Collected data
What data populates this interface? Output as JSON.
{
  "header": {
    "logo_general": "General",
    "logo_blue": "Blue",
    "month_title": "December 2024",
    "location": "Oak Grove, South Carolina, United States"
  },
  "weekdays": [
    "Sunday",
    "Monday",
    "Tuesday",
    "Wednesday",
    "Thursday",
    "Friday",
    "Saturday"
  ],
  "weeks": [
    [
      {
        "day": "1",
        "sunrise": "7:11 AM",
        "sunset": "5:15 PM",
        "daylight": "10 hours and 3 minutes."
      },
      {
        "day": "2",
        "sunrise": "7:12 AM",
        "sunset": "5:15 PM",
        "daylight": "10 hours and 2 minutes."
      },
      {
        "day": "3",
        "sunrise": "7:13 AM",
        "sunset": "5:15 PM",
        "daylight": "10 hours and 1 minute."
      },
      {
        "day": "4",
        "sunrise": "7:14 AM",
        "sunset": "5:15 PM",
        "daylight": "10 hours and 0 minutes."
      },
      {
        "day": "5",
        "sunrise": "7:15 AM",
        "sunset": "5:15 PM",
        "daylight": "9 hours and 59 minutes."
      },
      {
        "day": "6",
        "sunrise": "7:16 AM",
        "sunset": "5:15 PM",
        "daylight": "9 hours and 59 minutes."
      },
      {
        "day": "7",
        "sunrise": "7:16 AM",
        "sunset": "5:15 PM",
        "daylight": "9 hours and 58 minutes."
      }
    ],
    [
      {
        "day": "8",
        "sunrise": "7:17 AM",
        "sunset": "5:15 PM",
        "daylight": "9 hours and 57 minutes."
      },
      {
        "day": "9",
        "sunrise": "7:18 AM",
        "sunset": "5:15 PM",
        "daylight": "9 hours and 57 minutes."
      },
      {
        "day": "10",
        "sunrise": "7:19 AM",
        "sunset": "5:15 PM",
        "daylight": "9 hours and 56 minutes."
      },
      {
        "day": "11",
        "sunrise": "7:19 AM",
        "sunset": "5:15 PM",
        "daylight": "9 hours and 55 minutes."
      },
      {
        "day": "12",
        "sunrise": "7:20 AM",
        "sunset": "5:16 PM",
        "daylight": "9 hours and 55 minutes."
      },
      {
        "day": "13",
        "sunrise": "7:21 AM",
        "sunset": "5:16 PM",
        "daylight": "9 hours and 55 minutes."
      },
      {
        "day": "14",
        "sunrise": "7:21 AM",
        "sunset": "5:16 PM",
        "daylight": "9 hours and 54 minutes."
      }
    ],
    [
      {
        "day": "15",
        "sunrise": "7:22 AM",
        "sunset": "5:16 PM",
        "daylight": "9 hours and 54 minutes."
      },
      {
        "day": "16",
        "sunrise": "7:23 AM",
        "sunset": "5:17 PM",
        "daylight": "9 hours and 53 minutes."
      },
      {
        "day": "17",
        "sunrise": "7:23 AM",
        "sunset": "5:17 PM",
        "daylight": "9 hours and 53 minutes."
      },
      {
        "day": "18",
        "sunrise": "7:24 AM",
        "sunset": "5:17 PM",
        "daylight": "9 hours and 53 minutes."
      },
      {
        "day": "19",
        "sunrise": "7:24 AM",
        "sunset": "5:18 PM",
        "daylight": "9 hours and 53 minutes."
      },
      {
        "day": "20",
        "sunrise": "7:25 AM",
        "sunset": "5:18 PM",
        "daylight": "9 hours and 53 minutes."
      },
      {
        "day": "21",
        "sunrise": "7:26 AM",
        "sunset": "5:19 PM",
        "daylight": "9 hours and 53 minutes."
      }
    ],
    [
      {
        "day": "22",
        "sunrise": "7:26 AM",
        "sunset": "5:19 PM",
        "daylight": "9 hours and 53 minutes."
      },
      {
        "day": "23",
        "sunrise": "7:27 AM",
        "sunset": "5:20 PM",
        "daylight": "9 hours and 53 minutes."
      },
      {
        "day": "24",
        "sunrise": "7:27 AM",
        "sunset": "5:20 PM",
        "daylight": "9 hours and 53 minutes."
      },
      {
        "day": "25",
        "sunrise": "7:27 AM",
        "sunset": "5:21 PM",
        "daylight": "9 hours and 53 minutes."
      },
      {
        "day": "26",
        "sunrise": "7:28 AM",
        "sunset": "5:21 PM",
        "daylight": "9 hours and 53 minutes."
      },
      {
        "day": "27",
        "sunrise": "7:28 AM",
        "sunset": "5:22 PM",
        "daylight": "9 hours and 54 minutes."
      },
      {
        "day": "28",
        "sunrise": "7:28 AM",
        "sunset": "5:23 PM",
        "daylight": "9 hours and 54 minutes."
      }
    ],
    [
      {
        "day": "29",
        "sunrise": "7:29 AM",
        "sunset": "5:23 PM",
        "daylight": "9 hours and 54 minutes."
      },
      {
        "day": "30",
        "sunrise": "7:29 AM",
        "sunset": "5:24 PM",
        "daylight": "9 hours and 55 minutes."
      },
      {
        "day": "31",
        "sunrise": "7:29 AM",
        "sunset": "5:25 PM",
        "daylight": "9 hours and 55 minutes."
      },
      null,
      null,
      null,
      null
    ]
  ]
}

What the task asks
Print every line of the records exactly. Omit nothing.

The response
What data populates this interface? Output as JSON.
{
  "header": {
    "logo_general": "General",
    "logo_blue": "Blue",
    "month_title": "December 2024",
    "location": "Oak Grove, South Carolina, United States"
  },
  "weekdays": [
    "Sunday",
    "Monday",
    "Tuesday",
    "Wednesday",
    "Thursday",
    "Friday",
    "Saturday"
  ],
  "weeks": [
    [
      {
        "day": "1",
        "sunrise": "7:11 AM",
        "sunset": "5:15 PM",
        "daylight": "10 hours and 3 minutes."
      },
      {
        "day": "2",
        "sunrise": "7:12 AM",
        "sunset": "5:15 PM",
        "daylight": "10 hours and 2 minutes."
      },
      {
        "day": "3",
        "sunrise": "7:13 AM",
        "sunset": "5:15 PM",
        "daylight": "10 hours and 1 minute."
      },
      {
        "day": "4",
        "sunrise": "7:14 AM",
        "sunset": "5:15 PM",
        "daylight": "10 hours and 0 minutes."
      },
      {
        "day": "5",
        "sunrise": "7:15 AM",
        "sunset": "5:15 PM",
        "daylight": "9 hours and 59 minutes."
      },
      {
        "day": "6",
        "sunrise": "7:16 AM",
        "sunset": "5:15 PM",
        "daylight": "9 hours and 59 minutes."
      },
      {
        "day": "7",
        "sunrise": "7:16 AM",
        "sunset": "5:15 PM",
        "daylight": "9 hours and 58 minutes."
      }
    ],
    [
      {
        "day": "8",
        "sunrise": "7:17 AM",
        "sunset": "5:15 PM",
        "daylight": "9 hours and 57 minutes."
      },
      {
        "day": "9",
        "sunrise": "7:18 AM",
        "sunset": "5:15 PM",
        "daylight": "9 hours and 57 minutes."
      },
      {
        "day": "10",
        "sunrise": "7:19 AM",
        "sunset": "5:15 PM",
        "daylight": "9 hours and 56 minutes."
      },
      {
        "day": "11",
        "sunrise": "7:19 AM",
        "sunset": "5:15 PM",
        "daylight": "9 hours and 55 minutes."
      },
      {
        "day": "12",
        "sunrise": "7:20 AM",
        "sunset": "5:16 PM",
        "daylight": "9 hours and 55 minutes."
      },
      {
        "day": "13",
        "sunrise": "7:21 AM",
        "sunset": "5:16 PM",
        "daylight": "9 hours and 55 minutes."
      },
      {
        "day": "14",
        "sunrise": "7:21 AM",
        "sunset": "5:16 PM",
        "daylight": "9 hours and 54 minutes."
      }
    ],
    [
      {
        "day": "15",
        "sunrise": "7:22 AM",
        "sunset": "5:16 PM",
        "daylight": "9 hours and 54 minutes."
      },
      {
        "day": "16",
        "sunrise": "7:23 AM",
        "sunset": "5:17 PM",
        "daylight": "9 hours and 53 minutes."
      },
      {
        "day": "17",
        "sunrise": "7:23 AM",
        "sunset": "5:17 PM",
        "daylight": "9 hours and 53 minutes."
      },
      {
        "day": "18",
        "sunrise": "7:24 AM",
        "sunset": "5:17 PM",
        "daylight": "9 hours and 53 minutes."
      },
      {
        "day": "19",
        "sunrise": "7:24 AM",
        "sunset": "5:18 PM",
        "daylight": "9 hours and 53 minutes."
      },
      {
        "day": "20",
        "sunrise": "7:25 AM",
        "sunset": "5:18 PM",
        "daylight": "9 hours and 53 minutes."
      },
      {
        "day": "21",
        "sunrise": "7:26 AM",
        "sunset": "5:19 PM",
        "daylight": "9 hours and 53 minutes."
      }
    ],
    [
      {
        "day": "22",
        "sunrise": "7:26 AM",
        "sunset": "5:19 PM",
        "daylight": "9 hours and 53 minutes."
      },
      {
        "day": "23",
        "sunrise": "7:27 AM",
        "sunset": "5:20 PM",
        "daylight": "9 hours and 53 minutes."
      },
      {
        "day": "24",
        "sunrise": "7:27 AM",
        "sunset": "5:20 PM",
        "daylight": "9 hours and 53 minutes."
      },
      {
        "day": "25",
        "sunrise": "7:27 AM",
        "sunset": "5:21 PM",
        "daylight": "9 hours and 53 minutes."
      },
      {
        "day": "26",
        "sunrise": "7:28 AM",
        "sunset": "5:21 PM",
        "daylight": "9 hours and 53 minutes."
      },
      {
        "day": "27",
        "sunrise": "7:28 AM",
        "sunset": "5:22 PM",
        "daylight": "9 hours and 54 minutes."
      },
      {
        "day": "28",
        "sunrise": "7:28 AM",
        "sunset": "5:23 PM",
        "daylight": "9 hours and 54 minutes."
      }
    ],
    [
      {
        "day": "29",
        "sunrise": "7:29 AM",
        "sunset": "5:23 PM",
        "daylight": "9 hours and 54 minutes."
      },
      {
        "day": "30",
        "sunrise": "7:29 AM",
        "sunset": "5:24 PM",
        "daylight": "9 hours and 55 minutes."
      },
      {
        "day": "31",
        "sunrise": "7:29 AM",
        "sunset": "5:25 PM",
        "daylight": "9 hours and 55 minutes."
      },
      null,
      null,
      null,
      null
    ]
  ]
}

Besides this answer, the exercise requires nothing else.